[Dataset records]
"""
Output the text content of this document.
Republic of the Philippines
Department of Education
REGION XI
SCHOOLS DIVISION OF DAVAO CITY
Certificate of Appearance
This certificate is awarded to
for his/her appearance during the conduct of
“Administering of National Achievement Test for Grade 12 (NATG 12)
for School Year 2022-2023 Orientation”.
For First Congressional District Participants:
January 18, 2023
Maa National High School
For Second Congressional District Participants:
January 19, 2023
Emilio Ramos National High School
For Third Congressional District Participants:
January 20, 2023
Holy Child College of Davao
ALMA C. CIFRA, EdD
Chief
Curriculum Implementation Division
"""
• _Written instruction_
Every entry in the listing must be retyped exactly.

• _Result_
Output the text content of this document.
Republic of the Philippines
Department of Education
REGION XI
SCHOOLS DIVISION OF DAVAO CITY
Certificate of Appearance
This certificate is awarded to
for his/her appearance during the conduct of
“Administering of National Achievement Test for Grade 12 (NATG 12)
for School Year 2022-2023 Orientation”.
For First Congressional District Participants:
January 18, 2023
Maa National High School
For Second Congressional District Participants:
January 19, 2023
Emilio Ramos National High School
For Third Congressional District Participants:
January 20, 2023
Holy Child College of Davao
ALMA C. CIFRA, EdD
Chief
Curriculum Implementation Division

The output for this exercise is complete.